### [To be done]
Lay out every line of the material below as a Markdown table with the columns "Row" and "Entry", numbering the rows and leaving out blank lines.

### [Records to use]
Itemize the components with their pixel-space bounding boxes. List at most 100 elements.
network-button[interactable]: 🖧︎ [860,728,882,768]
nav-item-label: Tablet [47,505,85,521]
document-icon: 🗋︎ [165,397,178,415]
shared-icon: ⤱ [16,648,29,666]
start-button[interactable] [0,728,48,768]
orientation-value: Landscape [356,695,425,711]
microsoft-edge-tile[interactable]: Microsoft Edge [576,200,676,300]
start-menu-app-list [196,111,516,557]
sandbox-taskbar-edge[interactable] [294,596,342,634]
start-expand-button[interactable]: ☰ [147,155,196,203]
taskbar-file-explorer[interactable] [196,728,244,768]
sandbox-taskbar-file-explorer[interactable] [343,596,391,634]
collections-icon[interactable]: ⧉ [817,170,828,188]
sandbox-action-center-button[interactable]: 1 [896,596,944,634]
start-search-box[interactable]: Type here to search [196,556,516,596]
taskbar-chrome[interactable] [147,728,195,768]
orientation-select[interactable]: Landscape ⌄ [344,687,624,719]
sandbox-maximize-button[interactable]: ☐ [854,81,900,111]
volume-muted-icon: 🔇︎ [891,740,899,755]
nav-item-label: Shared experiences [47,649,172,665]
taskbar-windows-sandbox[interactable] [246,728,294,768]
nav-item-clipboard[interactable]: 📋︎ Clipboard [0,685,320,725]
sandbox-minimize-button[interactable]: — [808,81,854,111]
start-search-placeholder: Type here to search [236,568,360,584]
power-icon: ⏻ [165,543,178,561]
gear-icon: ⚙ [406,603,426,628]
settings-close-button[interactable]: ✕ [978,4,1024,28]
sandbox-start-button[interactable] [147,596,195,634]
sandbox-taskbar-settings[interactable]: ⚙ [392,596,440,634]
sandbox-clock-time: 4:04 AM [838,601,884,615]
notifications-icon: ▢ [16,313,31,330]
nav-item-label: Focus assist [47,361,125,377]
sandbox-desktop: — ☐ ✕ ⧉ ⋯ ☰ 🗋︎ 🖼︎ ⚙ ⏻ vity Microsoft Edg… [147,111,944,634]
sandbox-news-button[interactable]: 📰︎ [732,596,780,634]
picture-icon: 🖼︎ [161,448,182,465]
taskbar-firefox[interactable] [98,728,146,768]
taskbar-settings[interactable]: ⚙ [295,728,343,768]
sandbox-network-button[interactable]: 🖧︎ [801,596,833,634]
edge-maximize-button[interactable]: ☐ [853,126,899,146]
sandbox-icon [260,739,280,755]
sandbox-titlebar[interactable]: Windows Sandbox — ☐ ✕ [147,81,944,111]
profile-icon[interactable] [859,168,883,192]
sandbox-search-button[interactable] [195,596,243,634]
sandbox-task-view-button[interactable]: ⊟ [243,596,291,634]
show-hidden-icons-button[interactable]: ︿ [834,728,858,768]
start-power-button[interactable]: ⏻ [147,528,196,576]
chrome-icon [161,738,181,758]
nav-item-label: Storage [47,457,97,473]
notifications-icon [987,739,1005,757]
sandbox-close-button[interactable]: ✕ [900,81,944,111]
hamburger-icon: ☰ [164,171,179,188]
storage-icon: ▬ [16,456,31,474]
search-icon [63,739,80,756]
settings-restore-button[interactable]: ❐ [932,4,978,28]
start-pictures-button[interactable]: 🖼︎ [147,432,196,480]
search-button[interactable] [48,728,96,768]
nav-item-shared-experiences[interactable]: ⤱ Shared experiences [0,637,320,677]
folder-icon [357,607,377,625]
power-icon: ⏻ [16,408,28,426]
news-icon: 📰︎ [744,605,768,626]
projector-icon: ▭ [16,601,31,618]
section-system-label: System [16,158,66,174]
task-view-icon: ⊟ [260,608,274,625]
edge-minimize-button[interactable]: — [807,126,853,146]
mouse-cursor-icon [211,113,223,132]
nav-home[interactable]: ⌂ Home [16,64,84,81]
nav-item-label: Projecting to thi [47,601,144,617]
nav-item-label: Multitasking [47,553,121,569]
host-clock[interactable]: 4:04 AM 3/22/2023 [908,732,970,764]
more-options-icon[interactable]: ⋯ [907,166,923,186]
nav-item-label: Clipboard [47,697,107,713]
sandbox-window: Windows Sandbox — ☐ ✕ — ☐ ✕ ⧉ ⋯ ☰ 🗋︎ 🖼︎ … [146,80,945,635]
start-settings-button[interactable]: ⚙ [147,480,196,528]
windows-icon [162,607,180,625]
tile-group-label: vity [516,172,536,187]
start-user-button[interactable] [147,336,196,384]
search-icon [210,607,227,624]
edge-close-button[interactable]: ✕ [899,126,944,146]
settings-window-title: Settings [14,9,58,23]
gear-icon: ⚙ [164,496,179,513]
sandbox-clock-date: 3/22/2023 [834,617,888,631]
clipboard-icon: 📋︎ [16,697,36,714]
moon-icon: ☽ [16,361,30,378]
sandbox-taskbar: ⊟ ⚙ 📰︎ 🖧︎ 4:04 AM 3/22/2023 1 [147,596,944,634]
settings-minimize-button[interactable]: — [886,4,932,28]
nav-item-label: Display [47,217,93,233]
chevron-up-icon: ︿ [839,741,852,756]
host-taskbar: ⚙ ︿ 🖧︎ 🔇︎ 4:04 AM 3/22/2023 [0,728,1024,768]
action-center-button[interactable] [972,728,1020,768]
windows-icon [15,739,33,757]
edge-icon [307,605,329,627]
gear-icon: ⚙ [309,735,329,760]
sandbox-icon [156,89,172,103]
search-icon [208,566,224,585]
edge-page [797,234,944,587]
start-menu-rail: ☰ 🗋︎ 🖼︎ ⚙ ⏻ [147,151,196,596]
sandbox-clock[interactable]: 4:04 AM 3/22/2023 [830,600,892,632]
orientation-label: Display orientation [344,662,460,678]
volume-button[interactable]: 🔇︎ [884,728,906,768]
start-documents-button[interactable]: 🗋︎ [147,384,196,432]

### [Exercise answer]
| Row | Entry |
|---|---|
| 1 | Itemize the components with their pixel-space bounding boxes. List at most 100 elements. |
| 2 | network-button[interactable]: 🖧︎ [860,728,882,768] |
| 3 | nav-item-label: Tablet [47,505,85,521] |
| 4 | document-icon: 🗋︎ [165,397,178,415] |
| 5 | shared-icon: ⤱ [16,648,29,666] |
| 6 | start-button[interactable] [0,728,48,768] |
| 7 | orientation-value: Landscape [356,695,425,711] |
| 8 | microsoft-edge-tile[interactable]: Microsoft Edge [576,200,676,300] |
| 9 | start-menu-app-list [196,111,516,557] |
| 10 | sandbox-taskbar-edge[interactable] [294,596,342,634] |
| 11 | start-expand-button[interactable]: ☰ [147,155,196,203] |
| 12 | taskbar-file-explorer[interactable] [196,728,244,768] |
| 13 | sandbox-taskbar-file-explorer[interactable] [343,596,391,634] |
| 14 | collections-icon[interactable]: ⧉ [817,170,828,188] |
| 15 | sandbox-action-center-button[interactable]: 1 [896,596,944,634] |
| 16 | start-search-box[interactable]: Type here to search [196,556,516,596] |
| 17 | taskbar-chrome[interactable] [147,728,195,768] |
| 18 | orientation-select[interactable]: Landscape ⌄ [344,687,624,719] |
| 19 | sandbox-maximize-button[interactable]: ☐ [854,81,900,111] |
| 20 | volume-muted-icon: 🔇︎ [891,740,899,755] |
| 21 | nav-item-label: Shared experiences [47,649,172,665] |
| 22 | taskbar-windows-sandbox[interactable] [246,728,294,768] |
| 23 | nav-item-clipboard[interactable]: 📋︎ Clipboard [0,685,320,725] |
| 24 | sandbox-minimize-button[interactable]: — [808,81,854,111] |
| 25 | start-search-placeholder: Type here to search [236,568,360,584] |
| 26 | power-icon: ⏻ [165,543,178,561] |
| 27 | gear-icon: ⚙ [406,603,426,628] |
| 28 | settings-close-button[interactable]: ✕ [978,4,1024,28] |
| 29 | sandbox-start-button[interactable] [147,596,195,634] |
| 30 | sandbox-taskbar-settings[interactable]: ⚙ [392,596,440,634] |
| 31 | sandbox-clock-time: 4:04 AM [838,601,884,615] |
| 32 | notifications-icon: ▢ [16,313,31,330] |
| 33 | nav-item-label: Focus assist [47,361,125,377] |
| 34 | sandbox-desktop: — ☐ ✕ ⧉ ⋯ ☰ 🗋︎ 🖼︎ ⚙ ⏻ vity Microsoft Edg… [147,111,944,634] |
| 35 | sandbox-news-button[interactable]: 📰︎ [732,596,780,634] |
| 36 | picture-icon: 🖼︎ [161,448,182,465] |
| 37 | taskbar-firefox[interactable] [98,728,146,768] |
| 38 | taskbar-settings[interactable]: ⚙ [295,728,343,768] |
| 39 | sandbox-network-button[interactable]: 🖧︎ [801,596,833,634] |
| 40 | edge-maximize-button[interactable]: ☐ [853,126,899,146] |
| 41 | sandbox-icon [260,739,280,755] |
| 42 | sandbox-titlebar[interactable]: Windows Sandbox — ☐ ✕ [147,81,944,111] |
| 43 | profile-icon[interactable] [859,168,883,192] |
| 44 | sandbox-search-button[interactable] [195,596,243,634] |
| 45 | sandbox-task-view-button[interactable]: ⊟ [243,596,291,634] |
| 46 | show-hidden-icons-button[interactable]: ︿ [834,728,858,768] |
| 47 | start-power-button[interactable]: ⏻ [147,528,196,576] |
| 48 | chrome-icon [161,738,181,758] |
| 49 | nav-item-label: Storage [47,457,97,473] |
| 50 | notifications-icon [987,739,1005,757] |
| 51 | sandbox-close-button[interactable]: ✕ [900,81,944,111] |
| 52 | hamburger-icon: ☰ [164,171,179,188] |
| 53 | storage-icon: ▬ [16,456,31,474] |
| 54 | search-icon [63,739,80,756] |
| 55 | settings-restore-button[interactable]: ❐ [932,4,978,28] |
| 56 | start-pictures-button[interactable]: 🖼︎ [147,432,196,480] |
| 57 | search-button[interactable] [48,728,96,768] |
| 58 | nav-item-shared-experiences[interactable]: ⤱ Shared experiences [0,637,320,677] |
| 59 | folder-icon [357,607,377,625] |
| 60 | power-icon: ⏻ [16,408,28,426] |
| 61 | news-icon: 📰︎ [744,605,768,626] |
| 62 | projector-icon: ▭ [16,601,31,618] |
| 63 | section-system-label: System [16,158,66,174] |
| 64 | task-view-icon: ⊟ [260,608,274,625] |
| 65 | edge-minimize-button[interactable]: — [807,126,853,146] |
| 66 | mouse-cursor-icon [211,113,223,132] |
| 67 | nav-home[interactable]: ⌂ Home [16,64,84,81] |
| 68 | nav-item-label: Projecting to thi [47,601,144,617] |
| 69 | nav-item-label: Multitasking [47,553,121,569] |
| 70 | host-clock[interactable]: 4:04 AM 3/22/2023 [908,732,970,764] |
| 71 | more-options-icon[interactable]: ⋯ [907,166,923,186] |
| 72 | nav-item-label: Clipboard [47,697,107,713] |
| 73 | sandbox-window: Windows Sandbox — ☐ ✕ — ☐ ✕ ⧉ ⋯ ☰ 🗋︎ 🖼︎ … [146,80,945,635] |
| 74 | start-settings-button[interactable]: ⚙ [147,480,196,528] |
| 75 | windows-icon [162,607,180,625] |
| 76 | tile-group-label: vity [516,172,536,187] |
| 77 | start-user-button[interactable] [147,336,196,384] |
| 78 | search-icon [210,607,227,624] |
| 79 | edge-close-button[interactable]: ✕ [899,126,944,146] |
| 80 | settings-window-title: Settings [14,9,58,23] |
| 81 | gear-icon: ⚙ [164,496,179,513] |
| 82 | sandbox-clock-date: 3/22/2023 [834,617,888,631] |
| 83 | clipboard-icon: 📋︎ [16,697,36,714] |
| 84 | moon-icon: ☽ [16,361,30,378] |
| 85 | sandbox-taskbar: ⊟ ⚙ 📰︎ 🖧︎ 4:04 AM 3/22/2023 1 [147,596,944,634] |
| 86 | settings-minimize-button[interactable]: — [886,4,932,28] |
| 87 | nav-item-label: Display [47,217,93,233] |
| 88 | chevron-up-icon: ︿ [839,741,852,756] |
| 89 | host-taskbar: ⚙ ︿ 🖧︎ 🔇︎ 4:04 AM 3/22/2023 [0,728,1024,768] |
| 90 | action-center-button[interactable] [972,728,1020,768] |
| 91 | windows-icon [15,739,33,757] |
| 92 | edge-icon [307,605,329,627] |
| 93 | gear-icon: ⚙ [309,735,329,760] |
| 94 | sandbox-icon [156,89,172,103] |
| 95 | search-icon [208,566,224,585] |
| 96 | edge-page [797,234,944,587] |
| 97 | start-menu-rail: ☰ 🗋︎ 🖼︎ ⚙ ⏻ [147,151,196,596] |
| 98 | sandbox-clock[interactable]: 4:04 AM 3/22/2023 [830,600,892,632] |
| 99 | orientation-label: Display orientation [344,662,460,678] |
| 100 | volume-button[interactable]: 🔇︎ [884,728,906,768] |
| 101 | start-documents-button[interactable]: 🗋︎ [147,384,196,432] |